begin Record list

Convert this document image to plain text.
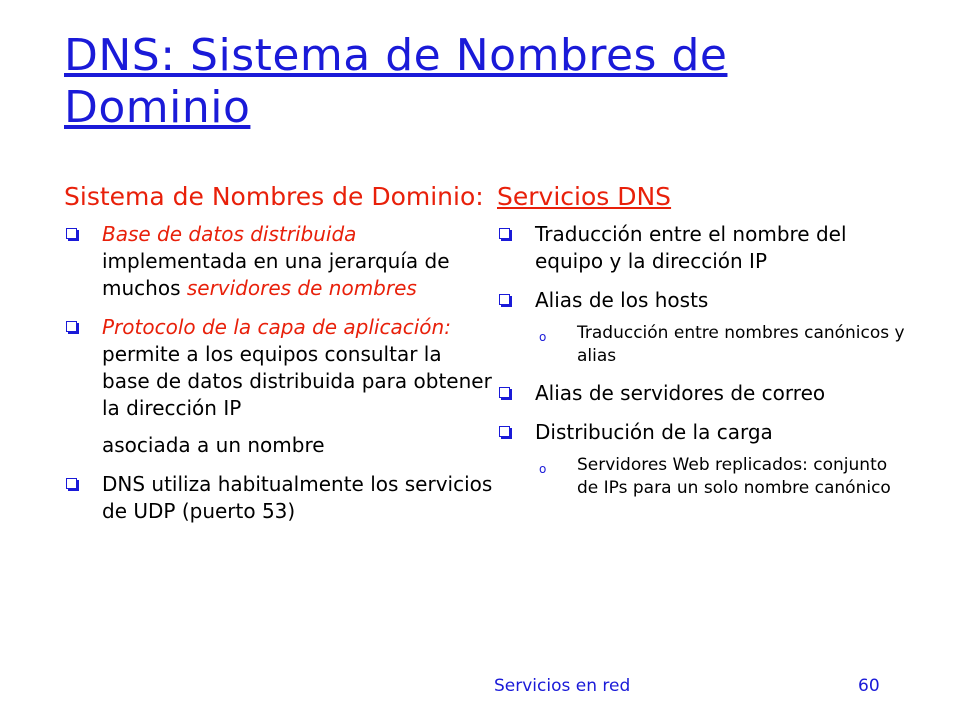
DNS: Sistema de Nombres de Dominio
Sistema de Nombres de Dominio:
Base de datos distribuida implementada en una jerarquía de muchos servidores de nombres
Protocolo de la capa de aplicación: permite a los equipos consultar la base de datos distribuida para obtener la dirección IP
asociada a un nombre
DNS utiliza habitualmente los servicios de UDP (puerto 53)
Servicios DNS
Traducción entre el nombre del equipo y la dirección IP
Alias de los hosts
o Traducción entre nombres canónicos y alias
Alias de servidores de correo
Distribución de la carga
o Servidores Web replicados: conjunto de IPs para un solo nombre canónico
Servicios en red	60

end Record list

**Stated task**.
Pick out the lines that have the word "dirección". Copy them all.

**Full answer**.
Protocolo de la capa de aplicación: permite a los equipos consultar la base de datos distribuida para obtener la dirección IP
Traducción entre el nombre del equipo y la dirección IP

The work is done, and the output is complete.